Continue the "In Search of Sanctuary" passage below, starting after its final sentence about the gods housed in the Ka'ba. The data that comes after the passage is not part of it.

SOURCE EXTRACT:
────

Sunday, October 19, 2014

In Search of Sanctuary

"Sanctuary is often something very small. Not a grandiose gesture, but a small gesture toward alleviating human suffering..."
-- Elie Wiesel


Reading: by the Muslim author and religious scholar Reza Aslan from No God but God: The Origins, Evolution and Future of Islam (p. 3) 

In the arid, desolate basin of Mecca, surrounded on all sides by the bare mountains of the Arabian desert, stands a small, nondescript sanctuary that the ancient Arabs refer to as the Ka’ba: the Cube. [No one knows who built the Ka’ba, or how long it has been here …It] is a squat, roofless edifice made of unmortared stones and sunk into a valley of sand. Its four walls [are] so low it is said a young goat can leap over them… At its base, two small doors are chiseled into the gray stone, allowing entry into the inner sanctum. It is here, inside the cramped interior of the sanctuary, that the gods of pre-Islamic Arabia reside: Hubal, the Syrian god of the moon; al-Uzza, the powerful goddess the Egyptians knew as Isis and the Greeks called Aphrodite; al-Kutba, the Nabataean god of writing and divination; Jesus, the incarnate god of the Christians, and his holy mother, Mary.

────

AVAILABLE DATA:
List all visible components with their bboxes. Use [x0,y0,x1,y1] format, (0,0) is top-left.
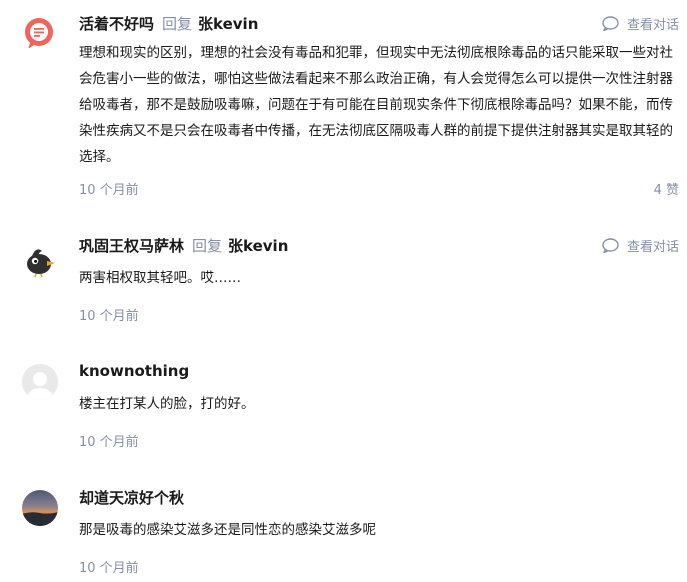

────

EXERCISE ANSWER:
In all, there are said to be three hundred and sixty idols housed in and around the Ka’ba, representing every god recognized in the Arabian Peninsula… 
It is… possible that the original sanctuary held some cosmological significance for the ancient Arabs…. The seven circumambulations of the Ka’ba -…still the primary ritual of the annual Hajj pilgrimage – may have been intended to mimic the motion of heavenly bodies…. The Ka’ba, like the Pyramids in Egypt or the Temple in Jerusalem, may have been constructed as an axis mundi, sometimes called a “naval spot”: a sacred space around which the universe revolves, the link between the earth and the solid dome of heaven. That would explain why there was once a nail driven into the floor of the Ka’ba that the ancient Arabs referred to as “the naval of the world.” …The ancient pilgrims would sometimes enter the sanctuary, [throw themselves on the ground], and place their own navels over the nail, thereby merging with the cosmos. 


Reading:  by Unitarian Universalist ministers John Buehrens and Rebecca Parker from A House for Hope: The Promise of Progressive Religion for the Twenty-First Century - A Sanctuary for the Spirit (p. 147)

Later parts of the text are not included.